### Written problem
Omit the pictures, then reproduce every remaining record exactly.

### Information provided
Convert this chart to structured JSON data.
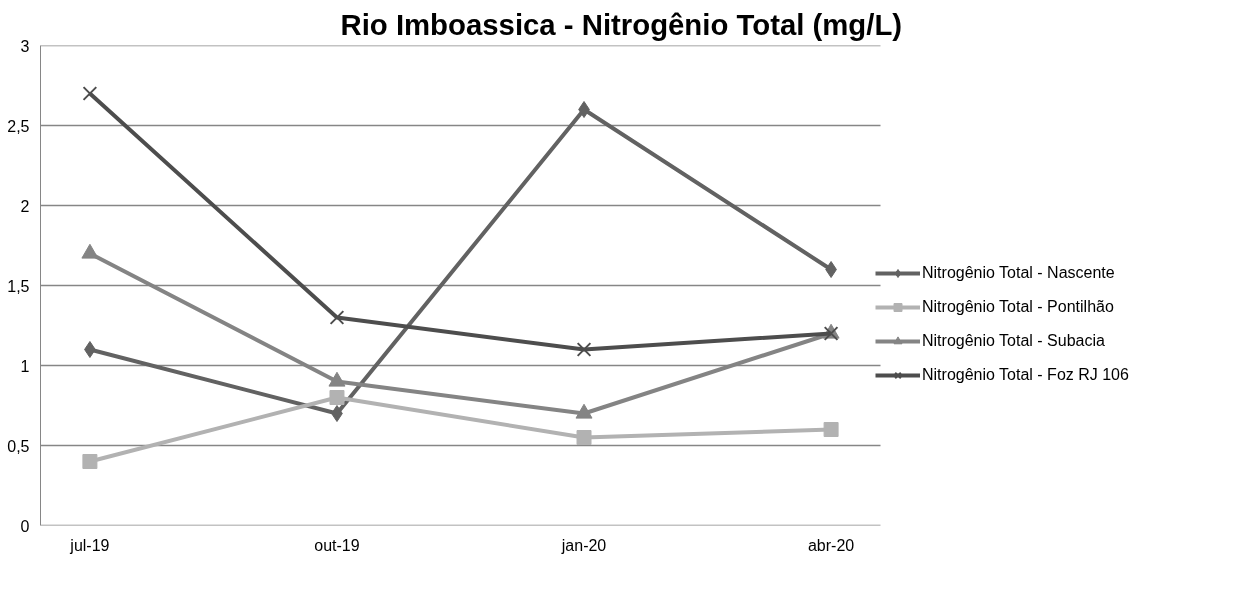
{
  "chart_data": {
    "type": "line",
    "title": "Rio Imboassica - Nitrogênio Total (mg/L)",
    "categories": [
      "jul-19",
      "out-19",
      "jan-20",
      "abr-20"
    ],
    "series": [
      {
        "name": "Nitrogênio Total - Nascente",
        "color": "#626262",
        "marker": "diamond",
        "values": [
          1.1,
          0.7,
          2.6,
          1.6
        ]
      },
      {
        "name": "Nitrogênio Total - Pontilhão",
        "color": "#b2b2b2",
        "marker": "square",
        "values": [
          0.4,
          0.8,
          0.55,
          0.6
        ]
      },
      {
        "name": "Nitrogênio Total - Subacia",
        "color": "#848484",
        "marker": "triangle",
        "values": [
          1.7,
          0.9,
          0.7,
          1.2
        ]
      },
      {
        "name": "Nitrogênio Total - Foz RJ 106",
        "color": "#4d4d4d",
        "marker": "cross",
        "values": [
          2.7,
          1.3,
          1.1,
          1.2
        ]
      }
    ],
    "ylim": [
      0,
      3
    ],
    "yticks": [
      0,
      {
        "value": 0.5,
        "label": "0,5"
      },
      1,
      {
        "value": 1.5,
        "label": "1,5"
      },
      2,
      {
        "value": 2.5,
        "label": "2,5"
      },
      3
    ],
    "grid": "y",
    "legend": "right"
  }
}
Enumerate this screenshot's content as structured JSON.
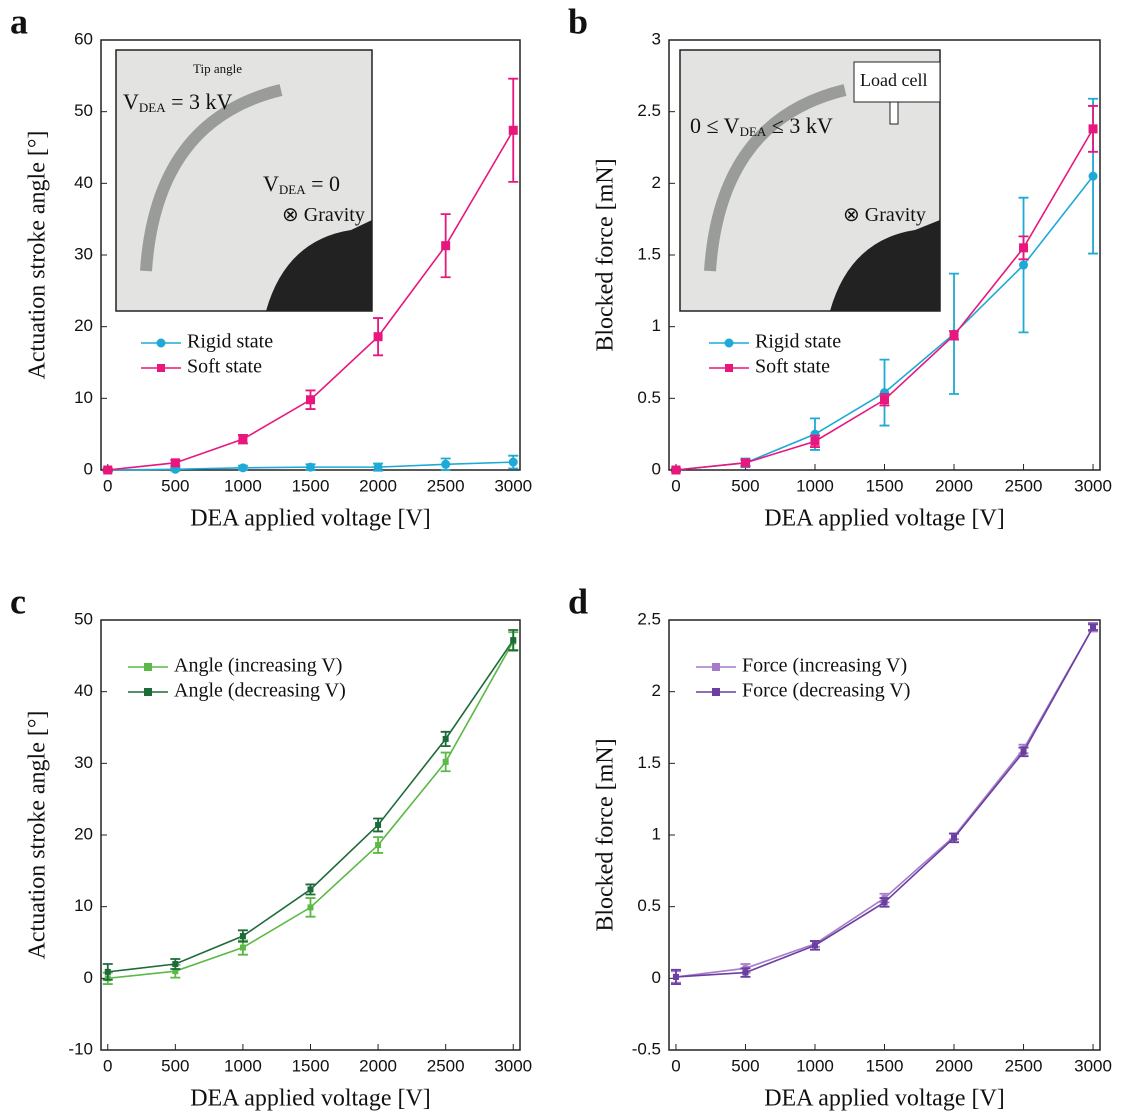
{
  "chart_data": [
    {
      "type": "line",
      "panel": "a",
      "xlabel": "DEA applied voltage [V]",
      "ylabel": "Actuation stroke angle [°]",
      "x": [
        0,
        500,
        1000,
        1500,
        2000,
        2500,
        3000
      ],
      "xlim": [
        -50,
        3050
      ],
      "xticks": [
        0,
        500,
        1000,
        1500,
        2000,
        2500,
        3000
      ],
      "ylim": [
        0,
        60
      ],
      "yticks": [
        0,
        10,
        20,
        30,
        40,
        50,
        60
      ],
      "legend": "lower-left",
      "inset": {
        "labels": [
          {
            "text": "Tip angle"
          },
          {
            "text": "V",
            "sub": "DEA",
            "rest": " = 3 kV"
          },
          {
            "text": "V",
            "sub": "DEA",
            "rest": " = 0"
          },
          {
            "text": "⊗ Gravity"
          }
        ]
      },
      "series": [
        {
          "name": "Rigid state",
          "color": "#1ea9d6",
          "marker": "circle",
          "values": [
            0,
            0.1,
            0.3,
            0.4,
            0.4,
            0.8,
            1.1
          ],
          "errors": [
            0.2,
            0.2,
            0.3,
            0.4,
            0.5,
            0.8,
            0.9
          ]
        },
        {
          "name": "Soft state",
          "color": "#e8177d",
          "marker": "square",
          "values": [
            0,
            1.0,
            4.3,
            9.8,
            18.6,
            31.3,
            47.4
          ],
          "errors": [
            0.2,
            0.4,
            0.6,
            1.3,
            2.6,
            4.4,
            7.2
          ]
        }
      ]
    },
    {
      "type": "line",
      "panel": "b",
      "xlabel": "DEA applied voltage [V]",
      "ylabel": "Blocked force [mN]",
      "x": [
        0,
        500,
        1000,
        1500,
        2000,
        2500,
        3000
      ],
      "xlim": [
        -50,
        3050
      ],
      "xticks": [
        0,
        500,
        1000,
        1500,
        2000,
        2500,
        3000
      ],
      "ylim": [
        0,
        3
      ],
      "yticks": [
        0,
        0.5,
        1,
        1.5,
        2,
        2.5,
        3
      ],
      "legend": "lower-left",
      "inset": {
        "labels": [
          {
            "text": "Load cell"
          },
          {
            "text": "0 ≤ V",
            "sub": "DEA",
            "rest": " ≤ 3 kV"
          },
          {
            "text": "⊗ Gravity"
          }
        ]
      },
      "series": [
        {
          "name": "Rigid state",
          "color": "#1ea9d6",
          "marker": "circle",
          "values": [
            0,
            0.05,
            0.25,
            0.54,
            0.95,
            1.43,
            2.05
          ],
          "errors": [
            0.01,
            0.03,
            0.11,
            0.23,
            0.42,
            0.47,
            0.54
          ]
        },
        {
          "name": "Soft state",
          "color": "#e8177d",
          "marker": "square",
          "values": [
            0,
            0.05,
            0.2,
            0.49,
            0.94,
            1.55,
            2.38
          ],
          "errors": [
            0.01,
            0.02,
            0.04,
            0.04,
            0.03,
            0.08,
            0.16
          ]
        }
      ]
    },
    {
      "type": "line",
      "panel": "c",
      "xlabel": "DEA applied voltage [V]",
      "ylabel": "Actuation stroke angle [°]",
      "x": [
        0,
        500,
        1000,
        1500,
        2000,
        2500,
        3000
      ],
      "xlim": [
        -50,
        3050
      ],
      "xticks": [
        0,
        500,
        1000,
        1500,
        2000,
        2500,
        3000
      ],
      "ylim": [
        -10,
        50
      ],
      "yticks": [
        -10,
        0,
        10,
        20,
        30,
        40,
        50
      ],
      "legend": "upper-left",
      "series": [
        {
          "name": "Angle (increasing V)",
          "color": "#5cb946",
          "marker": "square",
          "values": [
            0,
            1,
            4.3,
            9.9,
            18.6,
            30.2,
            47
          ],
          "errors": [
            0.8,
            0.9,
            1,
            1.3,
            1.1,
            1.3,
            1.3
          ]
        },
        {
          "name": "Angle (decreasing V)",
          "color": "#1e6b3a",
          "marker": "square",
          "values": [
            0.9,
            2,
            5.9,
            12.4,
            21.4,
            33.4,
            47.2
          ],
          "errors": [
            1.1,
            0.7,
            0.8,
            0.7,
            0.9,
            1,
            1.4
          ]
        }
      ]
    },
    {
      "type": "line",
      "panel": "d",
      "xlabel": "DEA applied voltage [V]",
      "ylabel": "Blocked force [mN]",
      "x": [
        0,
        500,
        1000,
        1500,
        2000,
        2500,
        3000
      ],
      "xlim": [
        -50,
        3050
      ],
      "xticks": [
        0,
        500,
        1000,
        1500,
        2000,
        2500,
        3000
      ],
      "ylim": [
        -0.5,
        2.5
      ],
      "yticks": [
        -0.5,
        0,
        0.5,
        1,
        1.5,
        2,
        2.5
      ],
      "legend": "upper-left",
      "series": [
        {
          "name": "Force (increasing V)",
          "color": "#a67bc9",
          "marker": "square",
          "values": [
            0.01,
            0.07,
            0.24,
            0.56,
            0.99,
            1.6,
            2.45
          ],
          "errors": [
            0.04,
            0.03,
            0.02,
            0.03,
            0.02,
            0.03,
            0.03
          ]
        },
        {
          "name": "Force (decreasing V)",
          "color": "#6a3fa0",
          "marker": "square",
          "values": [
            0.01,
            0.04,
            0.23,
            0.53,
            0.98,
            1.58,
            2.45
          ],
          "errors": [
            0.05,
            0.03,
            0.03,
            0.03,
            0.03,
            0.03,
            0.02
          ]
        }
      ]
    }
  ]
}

### Solution to this problem
Convert this chart to structured JSON data.
{
  "chart_data": {
    "type": "line",
    "title": "Rio Imboassica - Nitrogênio Total (mg/L)",
    "categories": [
      "jul-19",
      "out-19",
      "jan-20",
      "abr-20"
    ],
    "series": [
      {
        "name": "Nitrogênio Total - Nascente",
        "color": "#626262",
        "marker": "diamond",
        "values": [
          1.1,
          0.7,
          2.6,
          1.6
        ]
      },
      {
        "name": "Nitrogênio Total - Pontilhão",
        "color": "#b2b2b2",
        "marker": "square",
        "values": [
          0.4,
          0.8,
          0.55,
          0.6
        ]
      },
      {
        "name": "Nitrogênio Total - Subacia",
        "color": "#848484",
        "marker": "triangle",
        "values": [
          1.7,
          0.9,
          0.7,
          1.2
        ]
      },
      {
        "name": "Nitrogênio Total - Foz RJ 106",
        "color": "#4d4d4d",
        "marker": "cross",
        "values": [
          2.7,
          1.3,
          1.1,
          1.2
        ]
      }
    ],
    "ylim": [
      0,
      3
    ],
    "yticks": [
      0,
      {
        "value": 0.5,
        "label": "0,5"
      },
      1,
      {
        "value": 1.5,
        "label": "1,5"
      },
      2,
      {
        "value": 2.5,
        "label": "2,5"
      },
      3
    ],
    "grid": "y",
    "legend": "right"
  }
}
Enumerate this screenshot's content as structured JSON.
{
  "chart_data": [
    {
      "type": "line",
      "panel": "a",
      "xlabel": "DEA applied voltage [V]",
      "ylabel": "Actuation stroke angle [°]",
      "x": [
        0,
        500,
        1000,
        1500,
        2000,
        2500,
        3000
      ],
      "xlim": [
        -50,
        3050
      ],
      "xticks": [
        0,
        500,
        1000,
        1500,
        2000,
        2500,
        3000
      ],
      "ylim": [
        0,
        60
      ],
      "yticks": [
        0,
        10,
        20,
        30,
        40,
        50,
        60
      ],
      "legend": "lower-left",
      "inset": {
        "labels": [
          {
            "text": "Tip angle"
          },
          {
            "text": "V",
            "sub": "DEA",
            "rest": " = 3 kV"
          },
          {
            "text": "V",
            "sub": "DEA",
            "rest": " = 0"
          },
          {
            "text": "⊗ Gravity"
          }
        ]
      },
      "series": [
        {
          "name": "Rigid state",
          "color": "#1ea9d6",
          "marker": "circle",
          "values": [
            0,
            0.1,
            0.3,
            0.4,
            0.4,
            0.8,
            1.1
          ],
          "errors": [
            0.2,
            0.2,
            0.3,
            0.4,
            0.5,
            0.8,
            0.9
          ]
        },
        {
          "name": "Soft state",
          "color": "#e8177d",
          "marker": "square",
          "values": [
            0,
            1.0,
            4.3,
            9.8,
            18.6,
            31.3,
            47.4
          ],
          "errors": [
            0.2,
            0.4,
            0.6,
            1.3,
            2.6,
            4.4,
            7.2
          ]
        }
      ]
    },
    {
      "type": "line",
      "panel": "b",
      "xlabel": "DEA applied voltage [V]",
      "ylabel": "Blocked force [mN]",
      "x": [
        0,
        500,
        1000,
        1500,
        2000,
        2500,
        3000
      ],
      "xlim": [
        -50,
        3050
      ],
      "xticks": [
        0,
        500,
        1000,
        1500,
        2000,
        2500,
        3000
      ],
      "ylim": [
        0,
        3
      ],
      "yticks": [
        0,
        0.5,
        1,
        1.5,
        2,
        2.5,
        3
      ],
      "legend": "lower-left",
      "inset": {
        "labels": [
          {
            "text": "Load cell"
          },
          {
            "text": "0 ≤ V",
            "sub": "DEA",
            "rest": " ≤ 3 kV"
          },
          {
            "text": "⊗ Gravity"
          }
        ]
      },
      "series": [
        {
          "name": "Rigid state",
          "color": "#1ea9d6",
          "marker": "circle",
          "values": [
            0,
            0.05,
            0.25,
            0.54,
            0.95,
            1.43,
            2.05
          ],
          "errors": [
            0.01,
            0.03,
            0.11,
            0.23,
            0.42,
            0.47,
            0.54
          ]
        },
        {
          "name": "Soft state",
          "color": "#e8177d",
          "marker": "square",
          "values": [
            0,
            0.05,
            0.2,
            0.49,
            0.94,
            1.55,
            2.38
          ],
          "errors": [
            0.01,
            0.02,
            0.04,
            0.04,
            0.03,
            0.08,
            0.16
          ]
        }
      ]
    },
    {
      "type": "line",
      "panel": "c",
      "xlabel": "DEA applied voltage [V]",
      "ylabel": "Actuation stroke angle [°]",
      "x": [
        0,
        500,
        1000,
        1500,
        2000,
        2500,
        3000
      ],
      "xlim": [
        -50,
        3050
      ],
      "xticks": [
        0,
        500,
        1000,
        1500,
        2000,
        2500,
        3000
      ],
      "ylim": [
        -10,
        50
      ],
      "yticks": [
        -10,
        0,
        10,
        20,
        30,
        40,
        50
      ],
      "legend": "upper-left",
      "series": [
        {
          "name": "Angle (increasing V)",
          "color": "#5cb946",
          "marker": "square",
          "values": [
            0,
            1,
            4.3,
            9.9,
            18.6,
            30.2,
            47
          ],
          "errors": [
            0.8,
            0.9,
            1,
            1.3,
            1.1,
            1.3,
            1.3
          ]
        },
        {
          "name": "Angle (decreasing V)",
          "color": "#1e6b3a",
          "marker": "square",
          "values": [
            0.9,
            2,
            5.9,
            12.4,
            21.4,
            33.4,
            47.2
          ],
          "errors": [
            1.1,
            0.7,
            0.8,
            0.7,
            0.9,
            1,
            1.4
          ]
        }
      ]
    },
    {
      "type": "line",
      "panel": "d",
      "xlabel": "DEA applied voltage [V]",
      "ylabel": "Blocked force [mN]",
      "x": [
        0,
        500,
        1000,
        1500,
        2000,
        2500,
        3000
      ],
      "xlim": [
        -50,
        3050
      ],
      "xticks": [
        0,
        500,
        1000,
        1500,
        2000,
        2500,
        3000
      ],
      "ylim": [
        -0.5,
        2.5
      ],
      "yticks": [
        -0.5,
        0,
        0.5,
        1,
        1.5,
        2,
        2.5
      ],
      "legend": "upper-left",
      "series": [
        {
          "name": "Force (increasing V)",
          "color": "#a67bc9",
          "marker": "square",
          "values": [
            0.01,
            0.07,
            0.24,
            0.56,
            0.99,
            1.6,
            2.45
          ],
          "errors": [
            0.04,
            0.03,
            0.02,
            0.03,
            0.02,
            0.03,
            0.03
          ]
        },
        {
          "name": "Force (decreasing V)",
          "color": "#6a3fa0",
          "marker": "square",
          "values": [
            0.01,
            0.04,
            0.23,
            0.53,
            0.98,
            1.58,
            2.45
          ],
          "errors": [
            0.05,
            0.03,
            0.03,
            0.03,
            0.03,
            0.03,
            0.02
          ]
        }
      ]
    }
  ]
}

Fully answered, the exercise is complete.